> **Stated task**
Look through the data for the string "наркотических". Copy every line where it is found.

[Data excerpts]
---+---

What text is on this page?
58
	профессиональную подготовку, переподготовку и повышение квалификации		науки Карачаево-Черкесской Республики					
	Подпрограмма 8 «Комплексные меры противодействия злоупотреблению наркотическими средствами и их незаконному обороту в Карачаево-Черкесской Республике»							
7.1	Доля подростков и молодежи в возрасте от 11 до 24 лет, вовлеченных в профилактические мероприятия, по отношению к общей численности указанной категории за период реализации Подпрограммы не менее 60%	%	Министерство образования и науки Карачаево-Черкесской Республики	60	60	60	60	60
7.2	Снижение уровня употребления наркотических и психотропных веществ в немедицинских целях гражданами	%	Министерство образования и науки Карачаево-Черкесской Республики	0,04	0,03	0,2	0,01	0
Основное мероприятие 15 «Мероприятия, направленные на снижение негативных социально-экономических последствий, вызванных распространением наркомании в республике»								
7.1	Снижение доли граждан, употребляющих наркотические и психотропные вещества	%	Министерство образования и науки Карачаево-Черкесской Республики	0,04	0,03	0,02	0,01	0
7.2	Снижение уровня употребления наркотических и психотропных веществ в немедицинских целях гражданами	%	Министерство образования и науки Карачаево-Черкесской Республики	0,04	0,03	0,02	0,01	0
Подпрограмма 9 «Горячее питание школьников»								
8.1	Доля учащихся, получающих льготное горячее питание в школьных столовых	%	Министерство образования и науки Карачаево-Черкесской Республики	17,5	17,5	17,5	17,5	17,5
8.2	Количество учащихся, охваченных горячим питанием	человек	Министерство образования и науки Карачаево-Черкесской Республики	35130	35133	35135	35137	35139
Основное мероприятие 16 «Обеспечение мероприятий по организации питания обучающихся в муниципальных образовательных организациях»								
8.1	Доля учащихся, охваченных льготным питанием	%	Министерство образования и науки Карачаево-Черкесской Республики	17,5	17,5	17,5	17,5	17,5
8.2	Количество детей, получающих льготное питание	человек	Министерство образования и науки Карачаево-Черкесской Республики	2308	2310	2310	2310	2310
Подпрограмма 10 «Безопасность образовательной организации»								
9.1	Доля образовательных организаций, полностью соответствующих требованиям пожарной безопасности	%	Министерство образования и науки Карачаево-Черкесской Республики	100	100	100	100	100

---+---

> **Exercise output**
7.2	Снижение уровня употребления наркотических и психотропных веществ в немедицинских целях гражданами	%	Министерство образования и науки Карачаево-Черкесской Республики	0,04	0,03	0,2	0,01	0
7.2	Снижение уровня употребления наркотических и психотропных веществ в немедицинских целях гражданами	%	Министерство образования и науки Карачаево-Черкесской Республики	0,04	0,03	0,02	0,01	0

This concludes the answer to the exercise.